Please find all lines in the data that hold the string "cAMP" and copy them.

* begin TASK MATERIAL *

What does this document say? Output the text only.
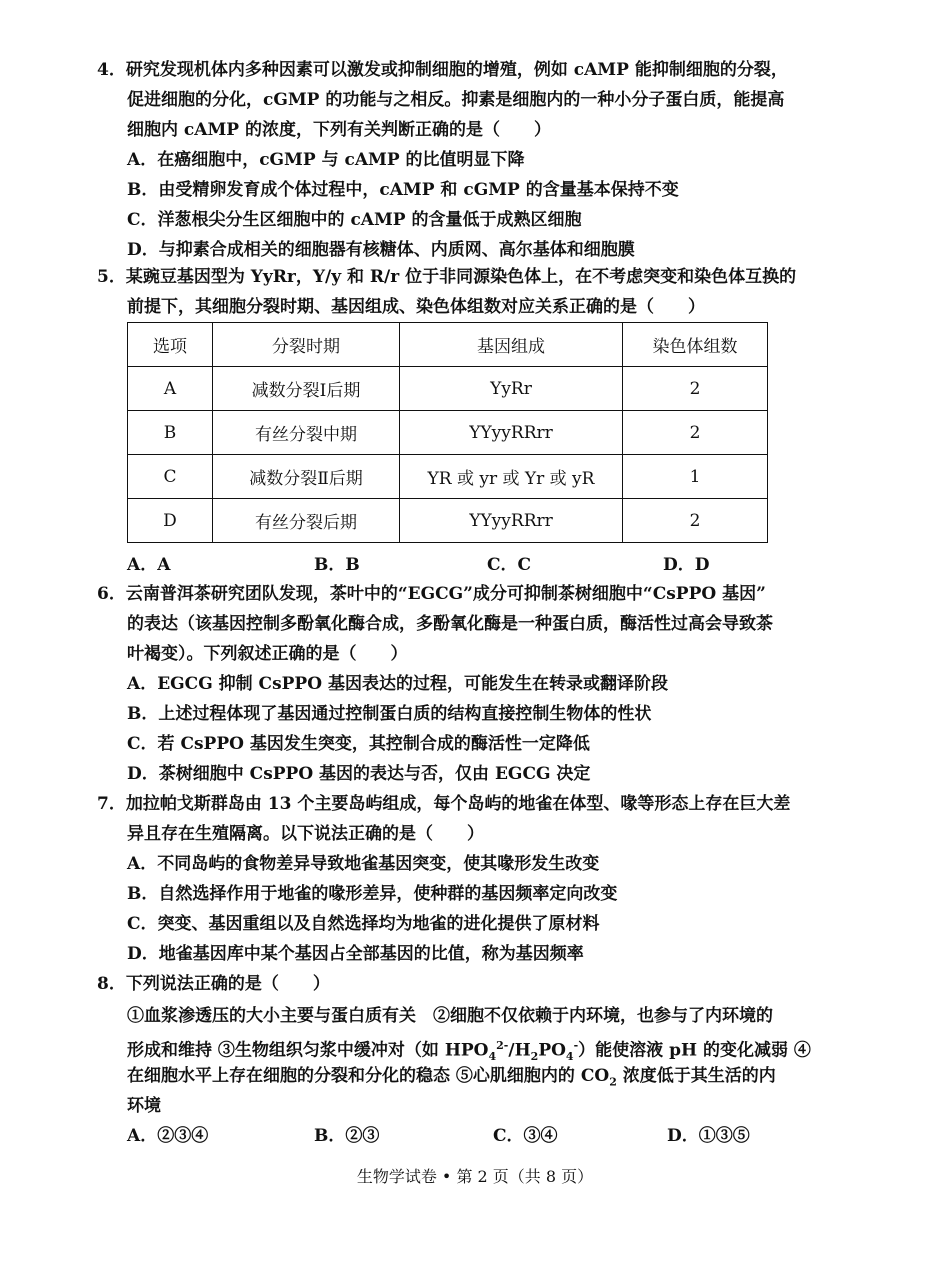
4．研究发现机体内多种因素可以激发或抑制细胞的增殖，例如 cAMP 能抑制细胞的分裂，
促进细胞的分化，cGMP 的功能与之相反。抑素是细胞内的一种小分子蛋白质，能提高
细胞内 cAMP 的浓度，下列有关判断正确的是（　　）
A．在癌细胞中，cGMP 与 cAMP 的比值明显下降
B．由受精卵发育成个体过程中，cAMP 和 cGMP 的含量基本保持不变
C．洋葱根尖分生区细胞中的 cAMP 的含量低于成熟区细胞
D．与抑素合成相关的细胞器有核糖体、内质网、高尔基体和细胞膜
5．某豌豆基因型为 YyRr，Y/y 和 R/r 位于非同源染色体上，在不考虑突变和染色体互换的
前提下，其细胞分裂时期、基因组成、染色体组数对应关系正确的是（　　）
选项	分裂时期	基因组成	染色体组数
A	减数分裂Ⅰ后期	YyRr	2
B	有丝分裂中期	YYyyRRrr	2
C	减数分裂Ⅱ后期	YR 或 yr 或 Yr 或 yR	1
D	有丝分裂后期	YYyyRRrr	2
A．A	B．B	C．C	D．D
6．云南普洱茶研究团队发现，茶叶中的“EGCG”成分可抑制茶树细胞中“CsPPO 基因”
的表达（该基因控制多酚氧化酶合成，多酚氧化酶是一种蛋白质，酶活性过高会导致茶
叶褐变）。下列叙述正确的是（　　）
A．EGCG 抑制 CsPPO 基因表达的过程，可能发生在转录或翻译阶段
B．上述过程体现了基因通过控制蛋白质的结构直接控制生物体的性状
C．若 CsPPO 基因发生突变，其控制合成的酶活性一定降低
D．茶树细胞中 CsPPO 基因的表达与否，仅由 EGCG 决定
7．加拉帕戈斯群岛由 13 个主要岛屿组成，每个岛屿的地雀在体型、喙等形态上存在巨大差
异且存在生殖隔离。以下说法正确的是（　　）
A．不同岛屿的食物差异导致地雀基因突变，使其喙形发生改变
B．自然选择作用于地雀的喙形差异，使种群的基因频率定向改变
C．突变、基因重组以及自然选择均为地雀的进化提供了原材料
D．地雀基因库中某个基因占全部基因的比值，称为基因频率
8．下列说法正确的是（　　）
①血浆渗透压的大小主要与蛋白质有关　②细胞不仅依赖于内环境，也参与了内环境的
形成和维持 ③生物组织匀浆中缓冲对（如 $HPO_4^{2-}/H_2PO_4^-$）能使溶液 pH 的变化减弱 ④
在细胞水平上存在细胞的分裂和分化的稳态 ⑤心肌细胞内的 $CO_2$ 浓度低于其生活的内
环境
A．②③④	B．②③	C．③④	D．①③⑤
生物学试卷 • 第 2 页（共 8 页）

* end TASK MATERIAL *

## [RESULT OF THE EXERCISE]
4．研究发现机体内多种因素可以激发或抑制细胞的增殖，例如 cAMP 能抑制细胞的分裂，
细胞内 cAMP 的浓度，下列有关判断正确的是（　　）
A．在癌细胞中，cGMP 与 cAMP 的比值明显下降
B．由受精卵发育成个体过程中，cAMP 和 cGMP 的含量基本保持不变
C．洋葱根尖分生区细胞中的 cAMP 的含量低于成熟区细胞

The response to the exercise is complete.